::: Source material

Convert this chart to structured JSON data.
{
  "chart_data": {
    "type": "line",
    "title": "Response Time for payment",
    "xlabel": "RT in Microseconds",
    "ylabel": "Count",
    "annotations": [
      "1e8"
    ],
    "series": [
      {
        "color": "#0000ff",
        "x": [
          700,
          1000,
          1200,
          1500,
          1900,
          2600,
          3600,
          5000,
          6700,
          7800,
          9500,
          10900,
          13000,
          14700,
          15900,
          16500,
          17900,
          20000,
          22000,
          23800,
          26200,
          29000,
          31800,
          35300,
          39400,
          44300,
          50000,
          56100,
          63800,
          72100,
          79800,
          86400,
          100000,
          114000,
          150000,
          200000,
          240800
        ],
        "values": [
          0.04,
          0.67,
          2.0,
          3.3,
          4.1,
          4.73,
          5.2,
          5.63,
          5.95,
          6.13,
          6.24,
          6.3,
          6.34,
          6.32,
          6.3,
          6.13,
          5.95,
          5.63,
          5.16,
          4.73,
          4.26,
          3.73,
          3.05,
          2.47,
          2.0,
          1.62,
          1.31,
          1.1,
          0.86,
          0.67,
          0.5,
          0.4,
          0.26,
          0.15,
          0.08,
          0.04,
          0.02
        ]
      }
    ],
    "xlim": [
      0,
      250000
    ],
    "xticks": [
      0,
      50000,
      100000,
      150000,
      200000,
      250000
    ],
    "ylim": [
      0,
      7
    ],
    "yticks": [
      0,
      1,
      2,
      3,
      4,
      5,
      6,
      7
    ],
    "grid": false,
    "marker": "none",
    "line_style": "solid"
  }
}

::::::

_Task instructions:_
Quote each line above in full, word for word.

_Solved exercise:_
Convert this chart to structured JSON data.
{
  "chart_data": {
    "type": "line",
    "title": "Response Time for payment",
    "xlabel": "RT in Microseconds",
    "ylabel": "Count",
    "annotations": [
      "1e8"
    ],
    "series": [
      {
        "color": "#0000ff",
        "x": [
          700,
          1000,
          1200,
          1500,
          1900,
          2600,
          3600,
          5000,
          6700,
          7800,
          9500,
          10900,
          13000,
          14700,
          15900,
          16500,
          17900,
          20000,
          22000,
          23800,
          26200,
          29000,
          31800,
          35300,
          39400,
          44300,
          50000,
          56100,
          63800,
          72100,
          79800,
          86400,
          100000,
          114000,
          150000,
          200000,
          240800
        ],
        "values": [
          0.04,
          0.67,
          2.0,
          3.3,
          4.1,
          4.73,
          5.2,
          5.63,
          5.95,
          6.13,
          6.24,
          6.3,
          6.34,
          6.32,
          6.3,
          6.13,
          5.95,
          5.63,
          5.16,
          4.73,
          4.26,
          3.73,
          3.05,
          2.47,
          2.0,
          1.62,
          1.31,
          1.1,
          0.86,
          0.67,
          0.5,
          0.4,
          0.26,
          0.15,
          0.08,
          0.04,
          0.02
        ]
      }
    ],
    "xlim": [
      0,
      250000
    ],
    "xticks": [
      0,
      50000,
      100000,
      150000,
      200000,
      250000
    ],
    "ylim": [
      0,
      7
    ],
    "yticks": [
      0,
      1,
      2,
      3,
      4,
      5,
      6,
      7
    ],
    "grid": false,
    "marker": "none",
    "line_style": "solid"
  }
}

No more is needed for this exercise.